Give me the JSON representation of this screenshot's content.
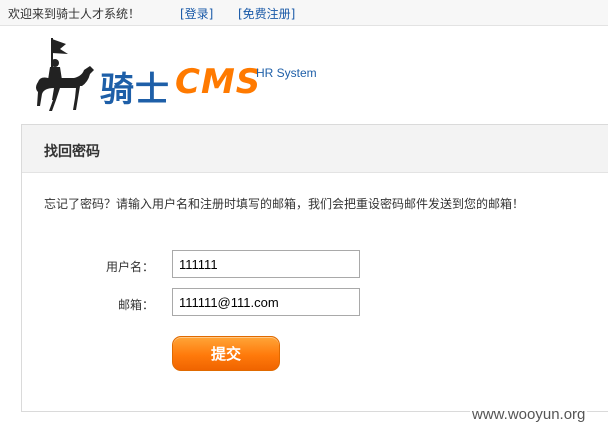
{
  "topbar": {
    "welcome": "欢迎来到骑士人才系统！",
    "login": "[登录]",
    "register": "[免费注册]"
  },
  "logo": {
    "brand": "骑士",
    "cms": "CMS",
    "tagline": "HR System",
    "icon": "horse-rider-icon"
  },
  "panel": {
    "title": "找回密码",
    "description": "忘记了密码？请输入用户名和注册时填写的邮箱，我们会把重设密码邮件发送到您的邮箱！",
    "username_label": "用户名：",
    "username_value": "111111",
    "email_label": "邮箱：",
    "email_value": "111111@111.com",
    "submit_label": "提交"
  },
  "watermark": "www.wooyun.org",
  "colors": {
    "link": "#1a5aa8",
    "brand_blue": "#1e5fa8",
    "brand_orange": "#ff7a00",
    "button": "#ff7a0b"
  }
}
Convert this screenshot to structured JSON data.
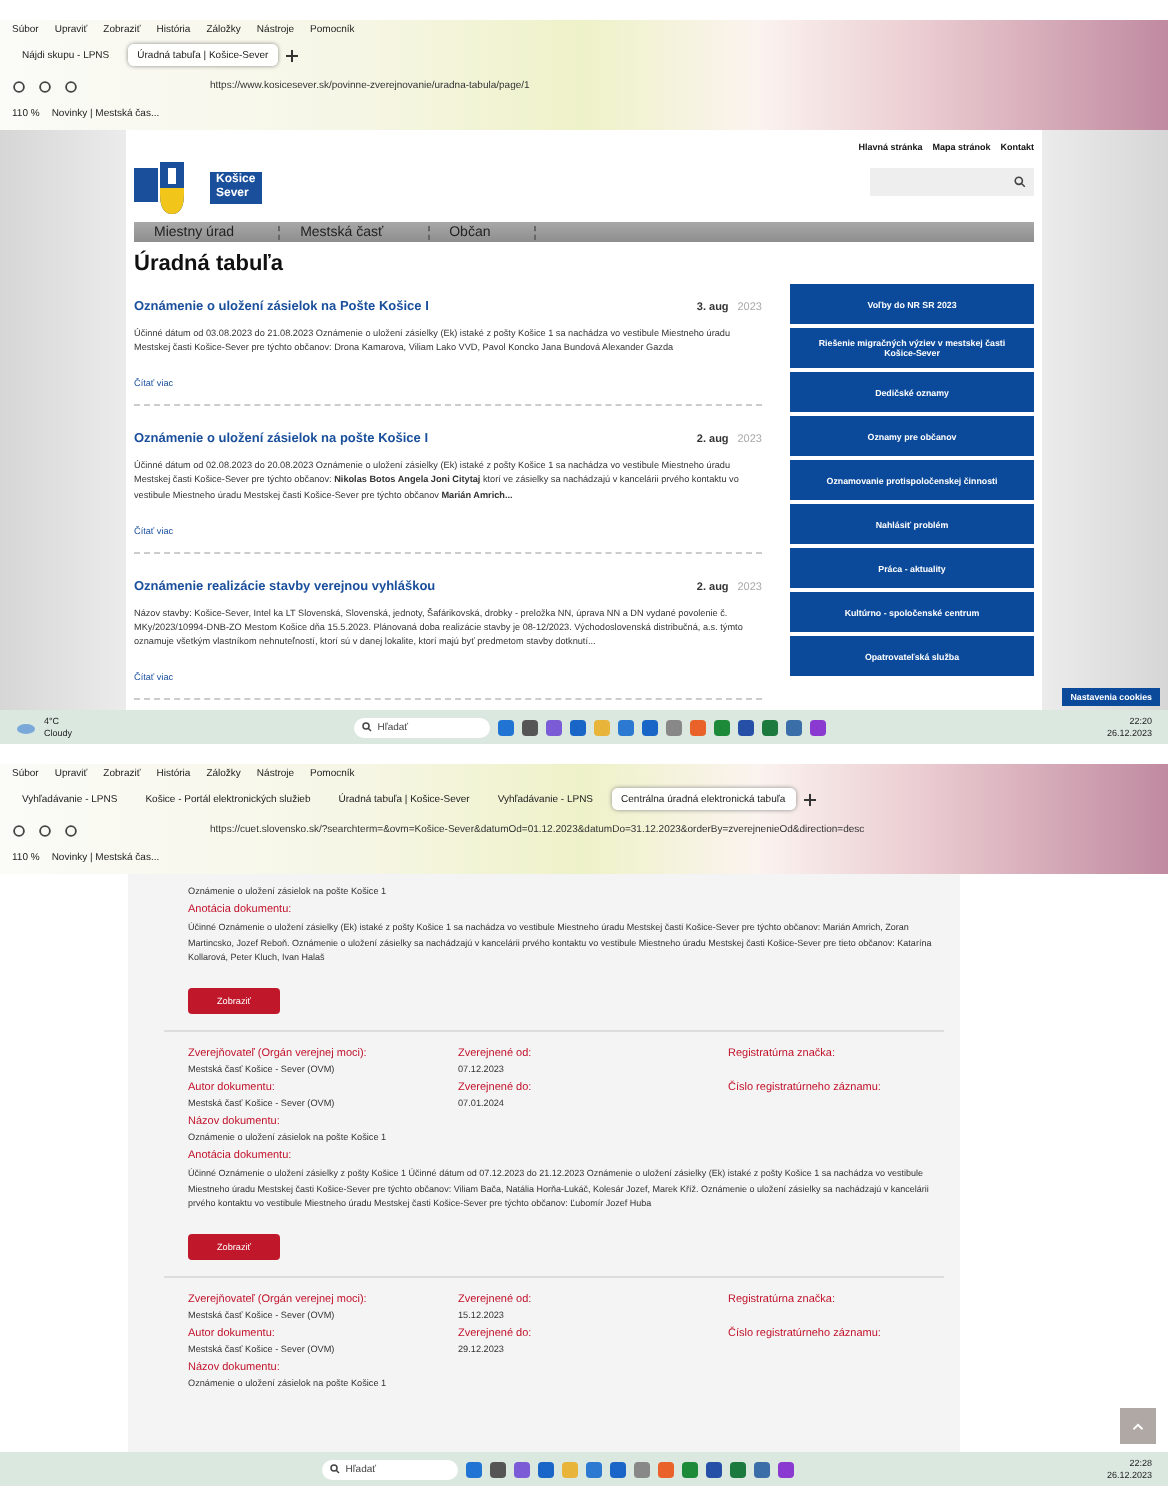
{
  "window_1": {
    "menu": [
      "Súbor",
      "Upraviť",
      "Zobraziť",
      "História",
      "Záložky",
      "Nástroje",
      "Pomocník"
    ],
    "tabs": [
      {
        "label": "Nájdi skupu - LPNS",
        "selected": false
      },
      {
        "label": "Úradná tabuľa | Košice-Sever",
        "selected": true
      }
    ],
    "url": "https://www.kosicesever.sk/povinne-zverejnovanie/uradna-tabula/page/1",
    "zoom": "110 %",
    "bookmark": "Novinky | Mestská čas...",
    "page": {
      "top_links": [
        "Hlavná stránka",
        "Mapa stránok",
        "Kontakt"
      ],
      "logo_text": [
        "Košice",
        "Sever"
      ],
      "nav": [
        {
          "label": "Miestny úrad",
          "selected": false
        },
        {
          "label": "Mestská časť",
          "selected": false
        },
        {
          "label": "Občan",
          "selected": false
        }
      ],
      "heading": "Úradná tabuľa",
      "posts": [
        {
          "title": "Oznámenie o uložení zásielok na Pošte Košice I",
          "day": "3. aug",
          "year": "2023",
          "excerpt": "Účinné dátum od 03.08.2023 do 21.08.2023 Oznámenie o uložení zásielky (Ek) istaké z pošty Košice 1 sa nachádza vo vestibule Miestneho úradu Mestskej časti Košice-Sever pre týchto občanov: Drona Kamarova, Viliam Lako VVD, Pavol Koncko Jana Bundová Alexander Gazda",
          "more": "Čítať viac"
        },
        {
          "title": "Oznámenie o uložení zásielok na pošte Košice I",
          "day": "2. aug",
          "year": "2023",
          "excerpt": "Účinné dátum od 02.08.2023 do 20.08.2023 Oznámenie o uložení zásielky (Ek) istaké z pošty Košice 1 sa nachádza vo vestibule Miestneho úradu Mestskej časti Košice-Sever pre týchto občanov: **Nikolas Botos Angela Joni Citytaj** ktorí ve zásielky sa nachádzajú v kancelárii prvého kontaktu vo vestibule Miestneho úradu Mestskej časti Košice-Sever pre týchto občanov **Marián Amrich...**",
          "more": "Čítať viac"
        },
        {
          "title": "Oznámenie realizácie stavby verejnou vyhláškou",
          "day": "2. aug",
          "year": "2023",
          "excerpt": "Názov stavby: Košice-Sever, Intel ka LT Slovenská, Slovenská, jednoty, Šafárikovská, drobky - preložka NN, úprava NN a DN vydané povolenie č. MKy/2023/10994-DNB-ZO Mestom Košice dňa 15.5.2023. Plánovaná doba realizácie stavby je 08-12/2023. Východoslovenská distribučná, a.s. týmto oznamuje všetkým vlastníkom nehnuteľností, ktorí sú v danej lokalite, ktorí majú byť predmetom stavby dotknutí...",
          "more": "Čítať viac"
        }
      ],
      "side_buttons": [
        "Voľby do NR SR 2023",
        "Riešenie migračných výziev v mestskej časti Košice-Sever",
        "Dedičské oznamy",
        "Oznamy pre občanov",
        "Oznamovanie protispoločenskej činnosti",
        "Nahlásiť problém",
        "Práca - aktuality",
        "Kultúrno - spoločenské centrum",
        "Opatrovateľská služba"
      ]
    },
    "cookie_button": "Nastavenia cookies",
    "taskbar": {
      "temp": "4°C",
      "weather": "Cloudy",
      "search": "Hľadať",
      "time": "22:20",
      "date": "26.12.2023"
    }
  },
  "window_2": {
    "menu": [
      "Súbor",
      "Upraviť",
      "Zobraziť",
      "História",
      "Záložky",
      "Nástroje",
      "Pomocník"
    ],
    "tabs": [
      {
        "label": "Vyhľadávanie - LPNS",
        "selected": false
      },
      {
        "label": "Košice - Portál elektronických služieb",
        "selected": false
      },
      {
        "label": "Úradná tabuľa | Košice-Sever",
        "selected": false
      },
      {
        "label": "Vyhľadávanie - LPNS",
        "selected": false
      },
      {
        "label": "Centrálna úradná elektronická tabuľa",
        "selected": true
      }
    ],
    "url": "https://cuet.slovensko.sk/?searchterm=&ovm=Košice-Sever&datumOd=01.12.2023&datumDo=31.12.2023&orderBy=zverejnenieOd&direction=desc",
    "zoom": "110 %",
    "bookmark": "Novinky | Mestská čas...",
    "page": {
      "partial": {
        "doc_name": "Oznámenie o uložení zásielok na pošte Košice 1",
        "annotation_label": "Anotácia dokumentu:",
        "annotation": "Účinné Oznámenie o uložení zásielky (Ek) istaké z pošty Košice 1 sa nachádza vo vestibule Miestneho úradu Mestskej časti Košice-Sever pre týchto občanov: Marián Amrich, Zoran Martincsko, Jozef Reboň. Oznámenie o uložení zásielky sa nachádzajú v kancelárii prvého kontaktu vo vestibule Miestneho úradu Mestskej časti Košice-Sever pre tieto občanov: Katarína Kollarová, Peter Kluch, Ivan Halaš",
        "button": "Zobraziť"
      },
      "records": [
        {
          "publisher_label": "Zverejňovateľ (Orgán verejnej moci):",
          "publisher": "Mestská časť Košice - Sever (OVM)",
          "from_label": "Zverejnené od:",
          "from": "07.12.2023",
          "reg_label": "Registratúrna značka:",
          "author_label": "Autor dokumentu:",
          "author": "Mestská časť Košice - Sever (OVM)",
          "to_label": "Zverejnené do:",
          "to": "07.01.2024",
          "num_label": "Číslo registratúrneho záznamu:",
          "name_label": "Názov dokumentu:",
          "name": "Oznámenie o uložení zásielok na pošte Košice 1",
          "annotation_label": "Anotácia dokumentu:",
          "annotation": "Účinné Oznámenie o uložení zásielky z pošty Košice 1 Účinné dátum od 07.12.2023 do 21.12.2023 Oznámenie o uložení zásielky (Ek) istaké z pošty Košice 1 sa nachádza vo vestibule Miestneho úradu Mestskej časti Košice-Sever pre týchto občanov: Viliam Bača, Natália Horňa-Lukáč, Kolesár Jozef, Marek Kříž. Oznámenie o uložení zásielky sa nachádzajú v kancelárii prvého kontaktu vo vestibule Miestneho úradu Mestskej časti Košice-Sever pre týchto občanov: Ľubomír Jozef Huba",
          "button": "Zobraziť"
        },
        {
          "publisher_label": "Zverejňovateľ (Orgán verejnej moci):",
          "publisher": "Mestská časť Košice - Sever (OVM)",
          "from_label": "Zverejnené od:",
          "from": "15.12.2023",
          "reg_label": "Registratúrna značka:",
          "author_label": "Autor dokumentu:",
          "author": "Mestská časť Košice - Sever (OVM)",
          "to_label": "Zverejnené do:",
          "to": "29.12.2023",
          "num_label": "Číslo registratúrneho záznamu:",
          "name_label": "Názov dokumentu:",
          "name": "Oznámenie o uložení zásielok na pošte Košice 1"
        }
      ]
    },
    "taskbar": {
      "search": "Hľadať",
      "time": "22:28",
      "date": "26.12.2023"
    }
  }
}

* Given request:
Quote the material exactly. Pictures stay out.

* Result:
Give me the JSON representation of this screenshot's content.
{
  "topbar": {
    "welcome": "欢迎来到骑士人才系统！",
    "login": "[登录]",
    "register": "[免费注册]"
  },
  "logo": {
    "brand": "骑士",
    "cms": "CMS",
    "tagline": "HR System",
    "icon": "horse-rider-icon"
  },
  "panel": {
    "title": "找回密码",
    "description": "忘记了密码？请输入用户名和注册时填写的邮箱，我们会把重设密码邮件发送到您的邮箱！",
    "username_label": "用户名：",
    "username_value": "111111",
    "email_label": "邮箱：",
    "email_value": "111111@111.com",
    "submit_label": "提交"
  },
  "watermark": "www.wooyun.org",
  "colors": {
    "link": "#1a5aa8",
    "brand_blue": "#1e5fa8",
    "brand_orange": "#ff7a00",
    "button": "#ff7a0b"
  }
}
Convert this screenshot to structured JSON data.
{
  "window_1": {
    "menu": [
      "Súbor",
      "Upraviť",
      "Zobraziť",
      "História",
      "Záložky",
      "Nástroje",
      "Pomocník"
    ],
    "tabs": [
      {
        "label": "Nájdi skupu - LPNS",
        "selected": false
      },
      {
        "label": "Úradná tabuľa | Košice-Sever",
        "selected": true
      }
    ],
    "url": "https://www.kosicesever.sk/povinne-zverejnovanie/uradna-tabula/page/1",
    "zoom": "110 %",
    "bookmark": "Novinky | Mestská čas...",
    "page": {
      "top_links": [
        "Hlavná stránka",
        "Mapa stránok",
        "Kontakt"
      ],
      "logo_text": [
        "Košice",
        "Sever"
      ],
      "nav": [
        {
          "label": "Miestny úrad",
          "selected": false
        },
        {
          "label": "Mestská časť",
          "selected": false
        },
        {
          "label": "Občan",
          "selected": false
        }
      ],
      "heading": "Úradná tabuľa",
      "posts": [
        {
          "title": "Oznámenie o uložení zásielok na Pošte Košice I",
          "day": "3. aug",
          "year": "2023",
          "excerpt": "Účinné dátum od 03.08.2023 do 21.08.2023 Oznámenie o uložení zásielky (Ek) istaké z pošty Košice 1 sa nachádza vo vestibule Miestneho úradu Mestskej časti Košice-Sever pre týchto občanov: Drona Kamarova, Viliam Lako VVD, Pavol Koncko Jana Bundová Alexander Gazda",
          "more": "Čítať viac"
        },
        {
          "title": "Oznámenie o uložení zásielok na pošte Košice I",
          "day": "2. aug",
          "year": "2023",
          "excerpt": "Účinné dátum od 02.08.2023 do 20.08.2023 Oznámenie o uložení zásielky (Ek) istaké z pošty Košice 1 sa nachádza vo vestibule Miestneho úradu Mestskej časti Košice-Sever pre týchto občanov: **Nikolas Botos Angela Joni Citytaj** ktorí ve zásielky sa nachádzajú v kancelárii prvého kontaktu vo vestibule Miestneho úradu Mestskej časti Košice-Sever pre týchto občanov **Marián Amrich...**",
          "more": "Čítať viac"
        },
        {
          "title": "Oznámenie realizácie stavby verejnou vyhláškou",
          "day": "2. aug",
          "year": "2023",
          "excerpt": "Názov stavby: Košice-Sever, Intel ka LT Slovenská, Slovenská, jednoty, Šafárikovská, drobky - preložka NN, úprava NN a DN vydané povolenie č. MKy/2023/10994-DNB-ZO Mestom Košice dňa 15.5.2023. Plánovaná doba realizácie stavby je 08-12/2023. Východoslovenská distribučná, a.s. týmto oznamuje všetkým vlastníkom nehnuteľností, ktorí sú v danej lokalite, ktorí majú byť predmetom stavby dotknutí...",
          "more": "Čítať viac"
        }
      ],
      "side_buttons": [
        "Voľby do NR SR 2023",
        "Riešenie migračných výziev v mestskej časti Košice-Sever",
        "Dedičské oznamy",
        "Oznamy pre občanov",
        "Oznamovanie protispoločenskej činnosti",
        "Nahlásiť problém",
        "Práca - aktuality",
        "Kultúrno - spoločenské centrum",
        "Opatrovateľská služba"
      ]
    },
    "cookie_button": "Nastavenia cookies",
    "taskbar": {
      "temp": "4°C",
      "weather": "Cloudy",
      "search": "Hľadať",
      "time": "22:20",
      "date": "26.12.2023"
    }
  },
  "window_2": {
    "menu": [
      "Súbor",
      "Upraviť",
      "Zobraziť",
      "História",
      "Záložky",
      "Nástroje",
      "Pomocník"
    ],
    "tabs": [
      {
        "label": "Vyhľadávanie - LPNS",
        "selected": false
      },
      {
        "label": "Košice - Portál elektronických služieb",
        "selected": false
      },
      {
        "label": "Úradná tabuľa | Košice-Sever",
        "selected": false
      },
      {
        "label": "Vyhľadávanie - LPNS",
        "selected": false
      },
      {
        "label": "Centrálna úradná elektronická tabuľa",
        "selected": true
      }
    ],
    "url": "https://cuet.slovensko.sk/?searchterm=&ovm=Košice-Sever&datumOd=01.12.2023&datumDo=31.12.2023&orderBy=zverejnenieOd&direction=desc",
    "zoom": "110 %",
    "bookmark": "Novinky | Mestská čas...",
    "page": {
      "partial": {
        "doc_name": "Oznámenie o uložení zásielok na pošte Košice 1",
        "annotation_label": "Anotácia dokumentu:",
        "annotation": "Účinné Oznámenie o uložení zásielky (Ek) istaké z pošty Košice 1 sa nachádza vo vestibule Miestneho úradu Mestskej časti Košice-Sever pre týchto občanov: Marián Amrich, Zoran Martincsko, Jozef Reboň. Oznámenie o uložení zásielky sa nachádzajú v kancelárii prvého kontaktu vo vestibule Miestneho úradu Mestskej časti Košice-Sever pre tieto občanov: Katarína Kollarová, Peter Kluch, Ivan Halaš",
        "button": "Zobraziť"
      },
      "records": [
        {
          "publisher_label": "Zverejňovateľ (Orgán verejnej moci):",
          "publisher": "Mestská časť Košice - Sever (OVM)",
          "from_label": "Zverejnené od:",
          "from": "07.12.2023",
          "reg_label": "Registratúrna značka:",
          "author_label": "Autor dokumentu:",
          "author": "Mestská časť Košice - Sever (OVM)",
          "to_label": "Zverejnené do:",
          "to": "07.01.2024",
          "num_label": "Číslo registratúrneho záznamu:",
          "name_label": "Názov dokumentu:",
          "name": "Oznámenie o uložení zásielok na pošte Košice 1",
          "annotation_label": "Anotácia dokumentu:",
          "annotation": "Účinné Oznámenie o uložení zásielky z pošty Košice 1 Účinné dátum od 07.12.2023 do 21.12.2023 Oznámenie o uložení zásielky (Ek) istaké z pošty Košice 1 sa nachádza vo vestibule Miestneho úradu Mestskej časti Košice-Sever pre týchto občanov: Viliam Bača, Natália Horňa-Lukáč, Kolesár Jozef, Marek Kříž. Oznámenie o uložení zásielky sa nachádzajú v kancelárii prvého kontaktu vo vestibule Miestneho úradu Mestskej časti Košice-Sever pre týchto občanov: Ľubomír Jozef Huba",
          "button": "Zobraziť"
        },
        {
          "publisher_label": "Zverejňovateľ (Orgán verejnej moci):",
          "publisher": "Mestská časť Košice - Sever (OVM)",
          "from_label": "Zverejnené od:",
          "from": "15.12.2023",
          "reg_label": "Registratúrna značka:",
          "author_label": "Autor dokumentu:",
          "author": "Mestská časť Košice - Sever (OVM)",
          "to_label": "Zverejnené do:",
          "to": "29.12.2023",
          "num_label": "Číslo registratúrneho záznamu:",
          "name_label": "Názov dokumentu:",
          "name": "Oznámenie o uložení zásielok na pošte Košice 1"
        }
      ]
    },
    "taskbar": {
      "search": "Hľadať",
      "time": "22:28",
      "date": "26.12.2023"
    }
  }
}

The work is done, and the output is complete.